Reproduce the listing below, substituting "mass" for every occurrence of "weight" and leaving everything else as it is.

• Records supplied:
- - - - - - -

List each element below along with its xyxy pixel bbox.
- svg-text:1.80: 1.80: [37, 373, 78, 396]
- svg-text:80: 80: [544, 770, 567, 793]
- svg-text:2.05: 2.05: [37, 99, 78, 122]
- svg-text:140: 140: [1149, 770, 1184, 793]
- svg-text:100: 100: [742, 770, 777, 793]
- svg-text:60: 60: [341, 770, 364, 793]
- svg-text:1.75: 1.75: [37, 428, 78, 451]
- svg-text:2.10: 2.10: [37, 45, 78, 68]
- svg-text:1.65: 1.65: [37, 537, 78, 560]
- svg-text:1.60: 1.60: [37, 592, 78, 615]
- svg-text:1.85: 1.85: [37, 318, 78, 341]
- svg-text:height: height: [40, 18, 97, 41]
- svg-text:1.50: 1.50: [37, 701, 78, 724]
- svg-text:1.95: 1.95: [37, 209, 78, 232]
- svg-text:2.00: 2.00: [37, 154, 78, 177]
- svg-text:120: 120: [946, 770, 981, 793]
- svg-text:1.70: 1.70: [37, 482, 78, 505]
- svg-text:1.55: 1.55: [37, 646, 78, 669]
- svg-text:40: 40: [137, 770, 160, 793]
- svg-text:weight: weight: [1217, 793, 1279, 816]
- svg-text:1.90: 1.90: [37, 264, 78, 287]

- - - - - - -

• Response to this task:
List each element below along with its xyxy pixel bbox.
- svg-text:1.80: 1.80: [37, 373, 78, 396]
- svg-text:80: 80: [544, 770, 567, 793]
- svg-text:2.05: 2.05: [37, 99, 78, 122]
- svg-text:140: 140: [1149, 770, 1184, 793]
- svg-text:100: 100: [742, 770, 777, 793]
- svg-text:60: 60: [341, 770, 364, 793]
- svg-text:1.75: 1.75: [37, 428, 78, 451]
- svg-text:2.10: 2.10: [37, 45, 78, 68]
- svg-text:1.65: 1.65: [37, 537, 78, 560]
- svg-text:1.60: 1.60: [37, 592, 78, 615]
- svg-text:1.85: 1.85: [37, 318, 78, 341]
- svg-text:height: height: [40, 18, 97, 41]
- svg-text:1.50: 1.50: [37, 701, 78, 724]
- svg-text:1.95: 1.95: [37, 209, 78, 232]
- svg-text:2.00: 2.00: [37, 154, 78, 177]
- svg-text:120: 120: [946, 770, 981, 793]
- svg-text:1.70: 1.70: [37, 482, 78, 505]
- svg-text:1.55: 1.55: [37, 646, 78, 669]
- svg-text:40: 40: [137, 770, 160, 793]
- svg-text:mass: mass: [1217, 793, 1279, 816]
- svg-text:1.90: 1.90: [37, 264, 78, 287]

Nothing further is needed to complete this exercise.